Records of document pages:
# # # # # # #

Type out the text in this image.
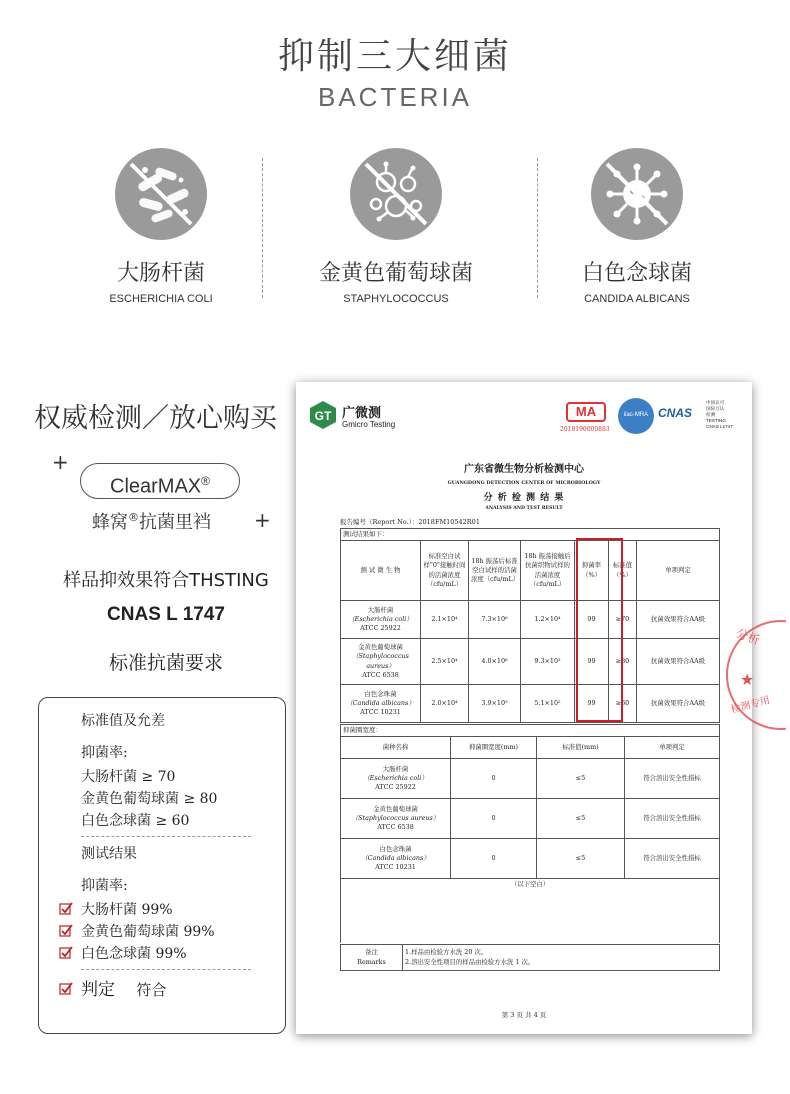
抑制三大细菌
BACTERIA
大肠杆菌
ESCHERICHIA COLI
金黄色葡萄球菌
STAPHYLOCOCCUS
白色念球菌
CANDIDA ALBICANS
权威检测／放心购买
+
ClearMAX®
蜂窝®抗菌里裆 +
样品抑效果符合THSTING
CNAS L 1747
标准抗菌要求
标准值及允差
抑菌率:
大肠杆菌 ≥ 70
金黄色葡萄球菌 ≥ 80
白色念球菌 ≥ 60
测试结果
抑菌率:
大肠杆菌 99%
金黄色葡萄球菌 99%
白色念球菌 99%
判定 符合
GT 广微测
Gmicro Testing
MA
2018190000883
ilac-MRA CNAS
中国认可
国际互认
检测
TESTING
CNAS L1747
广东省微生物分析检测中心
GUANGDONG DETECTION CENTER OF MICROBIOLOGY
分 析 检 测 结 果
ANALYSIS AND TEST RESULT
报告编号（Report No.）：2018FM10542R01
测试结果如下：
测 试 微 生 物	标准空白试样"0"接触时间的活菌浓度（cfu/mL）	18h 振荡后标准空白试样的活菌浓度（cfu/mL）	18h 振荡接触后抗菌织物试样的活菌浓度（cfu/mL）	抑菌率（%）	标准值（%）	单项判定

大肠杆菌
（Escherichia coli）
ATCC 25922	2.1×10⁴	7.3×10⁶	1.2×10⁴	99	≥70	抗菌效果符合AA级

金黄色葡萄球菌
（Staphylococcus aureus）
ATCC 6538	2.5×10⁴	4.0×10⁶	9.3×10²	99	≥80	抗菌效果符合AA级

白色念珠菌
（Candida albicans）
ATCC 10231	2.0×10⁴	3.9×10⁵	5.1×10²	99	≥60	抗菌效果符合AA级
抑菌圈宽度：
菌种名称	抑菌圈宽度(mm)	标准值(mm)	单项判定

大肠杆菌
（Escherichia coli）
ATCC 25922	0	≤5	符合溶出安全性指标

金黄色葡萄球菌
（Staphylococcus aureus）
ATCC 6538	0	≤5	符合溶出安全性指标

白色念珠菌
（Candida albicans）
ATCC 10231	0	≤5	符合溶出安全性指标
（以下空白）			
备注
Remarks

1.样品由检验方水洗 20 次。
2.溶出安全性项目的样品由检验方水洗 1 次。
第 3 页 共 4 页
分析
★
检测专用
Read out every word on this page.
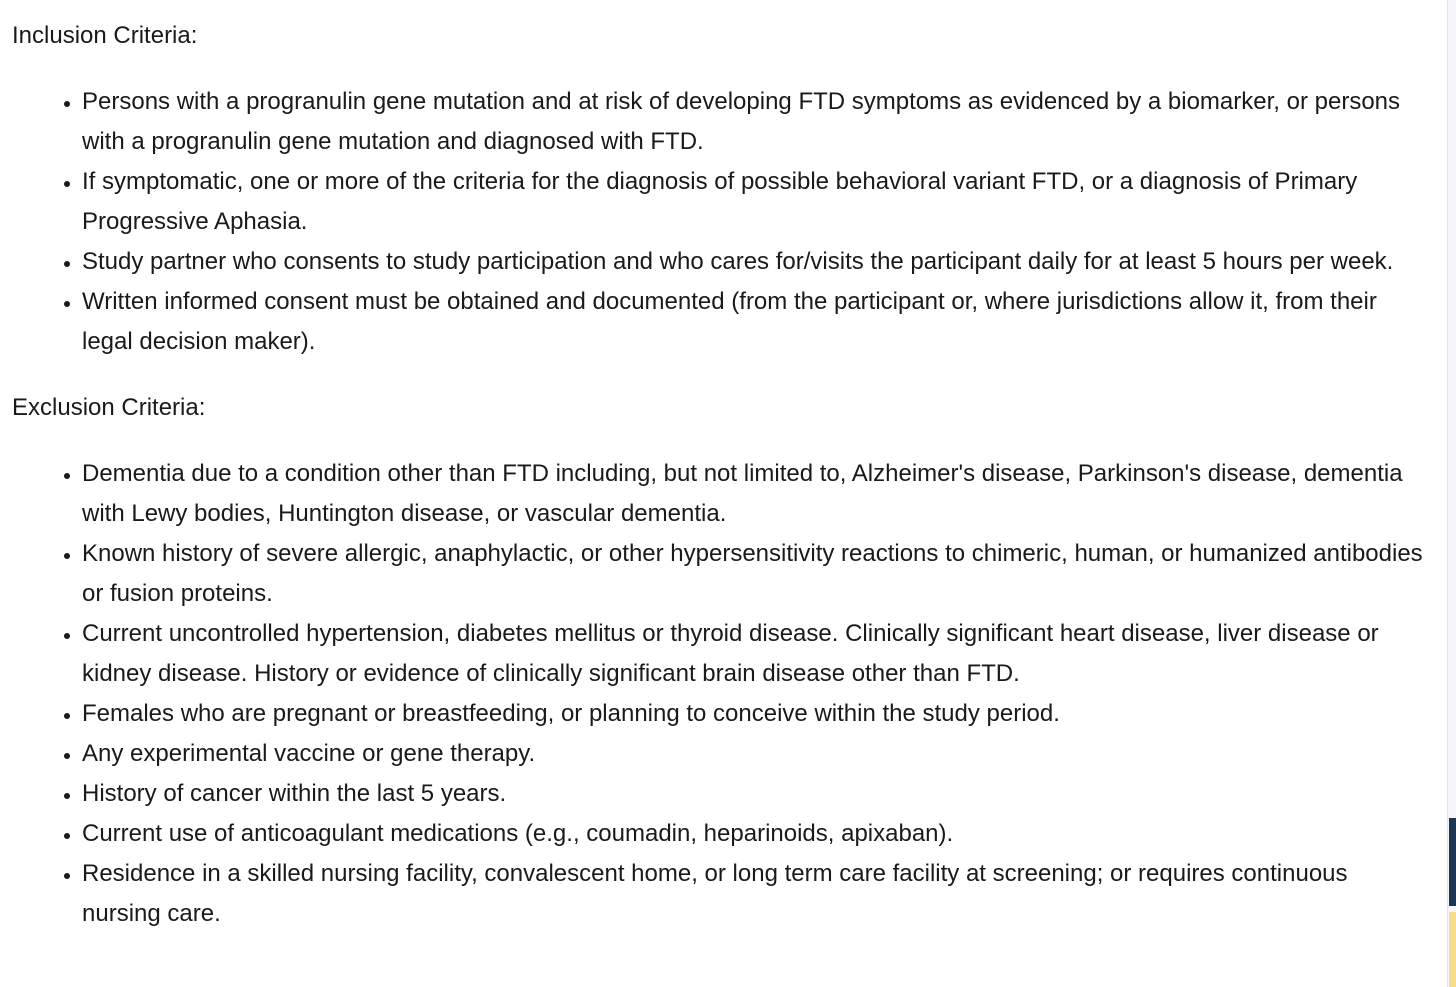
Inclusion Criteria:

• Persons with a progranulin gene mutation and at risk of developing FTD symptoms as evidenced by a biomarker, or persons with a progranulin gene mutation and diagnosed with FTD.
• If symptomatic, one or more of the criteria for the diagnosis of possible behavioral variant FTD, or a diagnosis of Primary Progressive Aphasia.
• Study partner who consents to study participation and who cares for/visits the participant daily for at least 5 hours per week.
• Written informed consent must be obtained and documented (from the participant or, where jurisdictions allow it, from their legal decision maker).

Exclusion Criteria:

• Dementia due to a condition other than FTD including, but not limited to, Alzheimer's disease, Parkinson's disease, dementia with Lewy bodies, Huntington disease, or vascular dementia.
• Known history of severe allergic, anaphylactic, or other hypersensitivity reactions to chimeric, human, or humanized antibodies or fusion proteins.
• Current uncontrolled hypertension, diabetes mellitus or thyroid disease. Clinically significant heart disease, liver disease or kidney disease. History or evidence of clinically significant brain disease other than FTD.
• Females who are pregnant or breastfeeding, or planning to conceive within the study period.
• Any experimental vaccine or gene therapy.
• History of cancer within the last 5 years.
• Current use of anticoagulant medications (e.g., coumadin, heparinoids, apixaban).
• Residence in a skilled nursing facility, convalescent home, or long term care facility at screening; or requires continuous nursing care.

# # # # # # #

Activity -> Return the preceding entries exactly, each word as given, but leave out any picture.

Exercise solution ->
Type out the text in this image.
抑制三大细菌
BACTERIA
大肠杆菌
ESCHERICHIA COLI
金黄色葡萄球菌
STAPHYLOCOCCUS
白色念球菌
CANDIDA ALBICANS
权威检测／放心购买
+
ClearMAX®
蜂窝®抗菌里裆 +
样品抑效果符合THSTING
CNAS L 1747
标准抗菌要求
标准值及允差
抑菌率:
大肠杆菌 ≥ 70
金黄色葡萄球菌 ≥ 80
白色念球菌 ≥ 60
测试结果
抑菌率:
大肠杆菌 99%
金黄色葡萄球菌 99%
白色念球菌 99%
判定 符合
GT 广微测
Gmicro Testing
MA
2018190000883
ilac-MRA CNAS
中国认可
国际互认
检测
TESTING
CNAS L1747
广东省微生物分析检测中心
GUANGDONG DETECTION CENTER OF MICROBIOLOGY
分 析 检 测 结 果
ANALYSIS AND TEST RESULT
报告编号（Report No.）：2018FM10542R01
测试结果如下：
测 试 微 生 物	标准空白试样"0"接触时间的活菌浓度（cfu/mL）	18h 振荡后标准空白试样的活菌浓度（cfu/mL）	18h 振荡接触后抗菌织物试样的活菌浓度（cfu/mL）	抑菌率（%）	标准值（%）	单项判定

大肠杆菌
（Escherichia coli）
ATCC 25922	2.1×10⁴	7.3×10⁶	1.2×10⁴	99	≥70	抗菌效果符合AA级

金黄色葡萄球菌
（Staphylococcus aureus）
ATCC 6538	2.5×10⁴	4.0×10⁶	9.3×10²	99	≥80	抗菌效果符合AA级

白色念珠菌
（Candida albicans）
ATCC 10231	2.0×10⁴	3.9×10⁵	5.1×10²	99	≥60	抗菌效果符合AA级
抑菌圈宽度：
菌种名称	抑菌圈宽度(mm)	标准值(mm)	单项判定

大肠杆菌
（Escherichia coli）
ATCC 25922	0	≤5	符合溶出安全性指标

金黄色葡萄球菌
（Staphylococcus aureus）
ATCC 6538	0	≤5	符合溶出安全性指标

白色念珠菌
（Candida albicans）
ATCC 10231	0	≤5	符合溶出安全性指标
（以下空白）			
备注
Remarks

1.样品由检验方水洗 20 次。
2.溶出安全性项目的样品由检验方水洗 1 次。
第 3 页 共 4 页
分析
★
检测专用
Read out every word on this page.
Inclusion Criteria:

• Persons with a progranulin gene mutation and at risk of developing FTD symptoms as evidenced by a biomarker, or persons with a progranulin gene mutation and diagnosed with FTD.
• If symptomatic, one or more of the criteria for the diagnosis of possible behavioral variant FTD, or a diagnosis of Primary Progressive Aphasia.
• Study partner who consents to study participation and who cares for/visits the participant daily for at least 5 hours per week.
• Written informed consent must be obtained and documented (from the participant or, where jurisdictions allow it, from their legal decision maker).

Exclusion Criteria:

• Dementia due to a condition other than FTD including, but not limited to, Alzheimer's disease, Parkinson's disease, dementia with Lewy bodies, Huntington disease, or vascular dementia.
• Known history of severe allergic, anaphylactic, or other hypersensitivity reactions to chimeric, human, or humanized antibodies or fusion proteins.
• Current uncontrolled hypertension, diabetes mellitus or thyroid disease. Clinically significant heart disease, liver disease or kidney disease. History or evidence of clinically significant brain disease other than FTD.
• Females who are pregnant or breastfeeding, or planning to conceive within the study period.
• Any experimental vaccine or gene therapy.
• History of cancer within the last 5 years.
• Current use of anticoagulant medications (e.g., coumadin, heparinoids, apixaban).
• Residence in a skilled nursing facility, convalescent home, or long term care facility at screening; or requires continuous nursing care.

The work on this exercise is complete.